- **WHAT YOU NEED TO DO**: Every line with the word "який" in it should be extracted from the data that follows.

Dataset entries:
————

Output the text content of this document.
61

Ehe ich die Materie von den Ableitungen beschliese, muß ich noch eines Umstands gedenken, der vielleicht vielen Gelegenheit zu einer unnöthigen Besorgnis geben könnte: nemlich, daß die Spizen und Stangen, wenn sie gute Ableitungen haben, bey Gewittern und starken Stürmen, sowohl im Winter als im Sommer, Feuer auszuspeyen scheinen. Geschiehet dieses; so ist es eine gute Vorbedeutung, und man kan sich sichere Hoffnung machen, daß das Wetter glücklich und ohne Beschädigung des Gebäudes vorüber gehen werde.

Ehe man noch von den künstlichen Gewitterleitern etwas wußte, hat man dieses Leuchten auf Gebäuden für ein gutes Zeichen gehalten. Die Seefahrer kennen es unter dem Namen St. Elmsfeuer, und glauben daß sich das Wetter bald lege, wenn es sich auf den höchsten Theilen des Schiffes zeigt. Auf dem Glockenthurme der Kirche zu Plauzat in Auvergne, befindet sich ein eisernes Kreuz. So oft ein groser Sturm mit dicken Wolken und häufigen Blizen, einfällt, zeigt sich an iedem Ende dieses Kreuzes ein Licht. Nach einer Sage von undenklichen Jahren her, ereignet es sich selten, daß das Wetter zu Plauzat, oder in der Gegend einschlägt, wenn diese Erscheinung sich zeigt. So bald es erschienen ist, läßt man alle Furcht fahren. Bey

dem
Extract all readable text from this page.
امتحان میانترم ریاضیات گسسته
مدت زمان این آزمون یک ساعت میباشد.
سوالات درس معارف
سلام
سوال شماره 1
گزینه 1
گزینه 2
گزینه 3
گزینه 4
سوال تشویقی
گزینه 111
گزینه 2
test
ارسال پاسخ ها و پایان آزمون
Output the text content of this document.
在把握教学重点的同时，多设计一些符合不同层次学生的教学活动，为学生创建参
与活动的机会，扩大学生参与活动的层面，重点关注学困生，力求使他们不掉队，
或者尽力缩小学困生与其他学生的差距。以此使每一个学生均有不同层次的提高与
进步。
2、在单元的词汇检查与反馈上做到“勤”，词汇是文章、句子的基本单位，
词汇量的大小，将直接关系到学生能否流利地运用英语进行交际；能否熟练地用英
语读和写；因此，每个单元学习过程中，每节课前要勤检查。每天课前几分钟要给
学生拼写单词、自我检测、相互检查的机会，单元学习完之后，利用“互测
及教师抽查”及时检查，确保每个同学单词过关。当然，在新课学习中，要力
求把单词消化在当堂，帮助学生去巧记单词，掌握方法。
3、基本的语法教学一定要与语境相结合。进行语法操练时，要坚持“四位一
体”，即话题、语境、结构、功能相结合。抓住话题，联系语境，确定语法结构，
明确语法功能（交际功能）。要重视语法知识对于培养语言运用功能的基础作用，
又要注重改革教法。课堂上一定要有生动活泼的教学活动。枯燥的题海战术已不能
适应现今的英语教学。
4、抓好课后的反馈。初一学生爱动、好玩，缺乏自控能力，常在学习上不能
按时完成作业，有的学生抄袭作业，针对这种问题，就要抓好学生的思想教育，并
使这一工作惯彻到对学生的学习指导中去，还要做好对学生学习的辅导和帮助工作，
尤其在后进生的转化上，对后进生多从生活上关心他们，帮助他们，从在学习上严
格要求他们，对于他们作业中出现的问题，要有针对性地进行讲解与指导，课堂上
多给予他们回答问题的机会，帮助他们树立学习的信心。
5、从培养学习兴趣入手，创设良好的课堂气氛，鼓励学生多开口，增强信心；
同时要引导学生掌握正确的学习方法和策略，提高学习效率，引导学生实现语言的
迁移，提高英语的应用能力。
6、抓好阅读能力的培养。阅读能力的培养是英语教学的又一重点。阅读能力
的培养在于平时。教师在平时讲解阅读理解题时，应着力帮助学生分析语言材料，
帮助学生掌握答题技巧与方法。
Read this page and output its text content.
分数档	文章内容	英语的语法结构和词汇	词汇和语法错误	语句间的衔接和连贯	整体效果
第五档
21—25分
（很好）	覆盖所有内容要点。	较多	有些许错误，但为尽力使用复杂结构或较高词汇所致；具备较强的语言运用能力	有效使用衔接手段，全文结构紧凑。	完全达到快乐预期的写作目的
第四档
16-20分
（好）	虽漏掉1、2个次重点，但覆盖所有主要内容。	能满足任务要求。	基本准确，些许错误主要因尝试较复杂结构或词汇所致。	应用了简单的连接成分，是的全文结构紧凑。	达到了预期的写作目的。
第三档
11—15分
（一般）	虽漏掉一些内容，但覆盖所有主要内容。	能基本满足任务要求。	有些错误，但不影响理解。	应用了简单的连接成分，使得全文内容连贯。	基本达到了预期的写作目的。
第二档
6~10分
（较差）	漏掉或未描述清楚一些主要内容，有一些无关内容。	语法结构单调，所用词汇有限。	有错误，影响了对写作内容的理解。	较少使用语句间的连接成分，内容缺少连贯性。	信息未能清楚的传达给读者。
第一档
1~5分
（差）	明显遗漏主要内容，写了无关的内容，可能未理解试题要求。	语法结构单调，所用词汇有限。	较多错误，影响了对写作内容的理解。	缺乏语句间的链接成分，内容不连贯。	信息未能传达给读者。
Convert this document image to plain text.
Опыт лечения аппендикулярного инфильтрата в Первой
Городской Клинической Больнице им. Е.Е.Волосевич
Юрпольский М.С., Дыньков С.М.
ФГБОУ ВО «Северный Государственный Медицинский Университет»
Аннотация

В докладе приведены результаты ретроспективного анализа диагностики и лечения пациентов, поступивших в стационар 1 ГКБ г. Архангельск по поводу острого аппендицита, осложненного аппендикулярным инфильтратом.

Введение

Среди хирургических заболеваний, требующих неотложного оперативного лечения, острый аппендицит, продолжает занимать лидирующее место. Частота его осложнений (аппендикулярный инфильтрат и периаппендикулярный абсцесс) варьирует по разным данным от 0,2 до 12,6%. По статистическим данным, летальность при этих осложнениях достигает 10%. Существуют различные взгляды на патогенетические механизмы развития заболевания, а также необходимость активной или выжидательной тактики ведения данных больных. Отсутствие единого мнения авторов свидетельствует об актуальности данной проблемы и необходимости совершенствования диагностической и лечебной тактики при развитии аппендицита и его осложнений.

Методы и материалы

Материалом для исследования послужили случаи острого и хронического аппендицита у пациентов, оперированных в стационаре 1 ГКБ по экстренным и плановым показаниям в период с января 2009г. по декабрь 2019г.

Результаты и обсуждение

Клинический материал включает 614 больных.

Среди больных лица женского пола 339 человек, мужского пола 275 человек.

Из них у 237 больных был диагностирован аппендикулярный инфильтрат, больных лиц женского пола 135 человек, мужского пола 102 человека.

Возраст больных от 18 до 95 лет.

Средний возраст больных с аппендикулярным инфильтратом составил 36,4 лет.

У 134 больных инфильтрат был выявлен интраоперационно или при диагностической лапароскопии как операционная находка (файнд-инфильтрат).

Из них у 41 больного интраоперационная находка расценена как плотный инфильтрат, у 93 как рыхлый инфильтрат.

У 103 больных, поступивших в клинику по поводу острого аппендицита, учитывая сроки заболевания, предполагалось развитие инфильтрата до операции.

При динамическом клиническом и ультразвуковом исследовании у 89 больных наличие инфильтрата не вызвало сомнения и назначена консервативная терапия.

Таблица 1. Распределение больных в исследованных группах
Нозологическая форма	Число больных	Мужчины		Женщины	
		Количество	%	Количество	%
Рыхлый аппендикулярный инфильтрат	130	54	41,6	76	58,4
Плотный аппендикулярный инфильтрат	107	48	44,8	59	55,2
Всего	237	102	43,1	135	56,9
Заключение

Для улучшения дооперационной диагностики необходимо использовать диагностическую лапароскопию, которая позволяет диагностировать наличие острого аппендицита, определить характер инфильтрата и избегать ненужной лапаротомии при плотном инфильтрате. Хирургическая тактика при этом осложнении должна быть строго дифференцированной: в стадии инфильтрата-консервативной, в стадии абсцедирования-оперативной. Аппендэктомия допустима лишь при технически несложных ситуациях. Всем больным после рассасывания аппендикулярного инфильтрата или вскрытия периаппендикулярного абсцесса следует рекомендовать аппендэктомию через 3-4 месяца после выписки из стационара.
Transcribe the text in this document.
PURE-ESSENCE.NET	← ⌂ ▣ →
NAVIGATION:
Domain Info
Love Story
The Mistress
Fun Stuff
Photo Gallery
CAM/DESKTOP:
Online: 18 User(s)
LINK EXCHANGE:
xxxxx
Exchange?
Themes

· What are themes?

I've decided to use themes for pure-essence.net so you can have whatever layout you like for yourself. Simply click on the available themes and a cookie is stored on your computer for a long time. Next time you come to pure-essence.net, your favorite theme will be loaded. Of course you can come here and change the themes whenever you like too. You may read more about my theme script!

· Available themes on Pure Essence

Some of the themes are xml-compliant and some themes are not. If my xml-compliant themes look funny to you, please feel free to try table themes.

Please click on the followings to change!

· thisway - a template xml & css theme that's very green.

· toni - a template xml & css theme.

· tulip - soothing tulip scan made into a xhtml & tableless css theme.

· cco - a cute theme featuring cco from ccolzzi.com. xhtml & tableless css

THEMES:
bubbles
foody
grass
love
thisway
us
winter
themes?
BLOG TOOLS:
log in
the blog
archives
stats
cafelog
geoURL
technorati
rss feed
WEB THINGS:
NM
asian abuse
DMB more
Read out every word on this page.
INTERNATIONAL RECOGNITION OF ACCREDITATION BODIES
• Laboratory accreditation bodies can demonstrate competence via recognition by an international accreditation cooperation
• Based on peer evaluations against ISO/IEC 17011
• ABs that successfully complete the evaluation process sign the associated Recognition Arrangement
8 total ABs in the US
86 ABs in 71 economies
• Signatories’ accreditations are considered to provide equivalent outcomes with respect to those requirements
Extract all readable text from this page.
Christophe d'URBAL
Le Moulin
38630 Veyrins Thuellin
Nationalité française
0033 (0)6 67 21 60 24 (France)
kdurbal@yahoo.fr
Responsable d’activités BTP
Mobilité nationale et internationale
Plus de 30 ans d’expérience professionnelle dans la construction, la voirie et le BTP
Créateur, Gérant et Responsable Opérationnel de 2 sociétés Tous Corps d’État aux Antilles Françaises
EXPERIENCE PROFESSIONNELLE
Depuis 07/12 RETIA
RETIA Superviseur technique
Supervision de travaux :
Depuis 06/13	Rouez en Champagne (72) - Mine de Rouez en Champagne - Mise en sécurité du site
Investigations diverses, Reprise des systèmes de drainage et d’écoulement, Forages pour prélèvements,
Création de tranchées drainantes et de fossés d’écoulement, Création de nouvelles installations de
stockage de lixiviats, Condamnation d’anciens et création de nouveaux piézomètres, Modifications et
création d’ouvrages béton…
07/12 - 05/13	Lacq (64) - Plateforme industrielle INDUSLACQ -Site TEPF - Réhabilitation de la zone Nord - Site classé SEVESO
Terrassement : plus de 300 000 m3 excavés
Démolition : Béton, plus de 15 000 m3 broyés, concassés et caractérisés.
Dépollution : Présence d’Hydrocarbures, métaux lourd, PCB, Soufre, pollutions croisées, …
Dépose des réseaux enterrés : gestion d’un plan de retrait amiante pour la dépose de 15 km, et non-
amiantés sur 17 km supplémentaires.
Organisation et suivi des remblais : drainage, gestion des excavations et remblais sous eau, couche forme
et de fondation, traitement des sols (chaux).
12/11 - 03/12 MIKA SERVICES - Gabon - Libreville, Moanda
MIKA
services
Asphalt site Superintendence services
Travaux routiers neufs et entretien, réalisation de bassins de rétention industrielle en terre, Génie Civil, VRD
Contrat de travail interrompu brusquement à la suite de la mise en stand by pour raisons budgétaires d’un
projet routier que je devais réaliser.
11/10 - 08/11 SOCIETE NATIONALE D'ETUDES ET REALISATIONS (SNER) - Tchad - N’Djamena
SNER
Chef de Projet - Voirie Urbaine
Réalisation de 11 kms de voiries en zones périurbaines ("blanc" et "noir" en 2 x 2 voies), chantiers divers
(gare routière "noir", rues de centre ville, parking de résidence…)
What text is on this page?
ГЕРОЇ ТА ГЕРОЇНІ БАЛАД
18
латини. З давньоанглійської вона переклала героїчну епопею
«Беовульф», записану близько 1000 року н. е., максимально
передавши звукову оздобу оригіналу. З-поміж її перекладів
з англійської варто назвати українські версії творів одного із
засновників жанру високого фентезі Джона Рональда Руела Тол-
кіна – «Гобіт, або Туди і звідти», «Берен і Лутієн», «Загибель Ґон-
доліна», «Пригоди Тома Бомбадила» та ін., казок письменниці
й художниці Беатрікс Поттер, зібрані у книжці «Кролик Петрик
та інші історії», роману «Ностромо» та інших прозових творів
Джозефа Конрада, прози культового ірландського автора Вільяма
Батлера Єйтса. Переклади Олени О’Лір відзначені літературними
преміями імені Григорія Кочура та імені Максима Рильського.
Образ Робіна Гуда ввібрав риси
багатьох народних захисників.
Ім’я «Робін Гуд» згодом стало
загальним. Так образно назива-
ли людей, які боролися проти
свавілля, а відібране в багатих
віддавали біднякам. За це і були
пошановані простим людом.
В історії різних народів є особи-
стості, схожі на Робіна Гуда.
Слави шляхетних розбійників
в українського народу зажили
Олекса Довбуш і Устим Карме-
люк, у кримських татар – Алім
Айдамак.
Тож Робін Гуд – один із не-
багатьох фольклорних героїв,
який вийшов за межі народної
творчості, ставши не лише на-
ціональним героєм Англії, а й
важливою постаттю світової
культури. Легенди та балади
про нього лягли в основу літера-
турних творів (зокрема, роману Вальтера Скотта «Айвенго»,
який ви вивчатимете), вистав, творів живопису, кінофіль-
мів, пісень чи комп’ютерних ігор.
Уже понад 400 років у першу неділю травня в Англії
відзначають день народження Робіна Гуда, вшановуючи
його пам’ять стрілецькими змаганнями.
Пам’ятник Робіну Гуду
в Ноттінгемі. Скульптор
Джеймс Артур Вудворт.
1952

————

- **FINAL ANSWER**:
який вийшов за межі народної
який ви вивчатимете), вистав, творів живопису, кінофіль-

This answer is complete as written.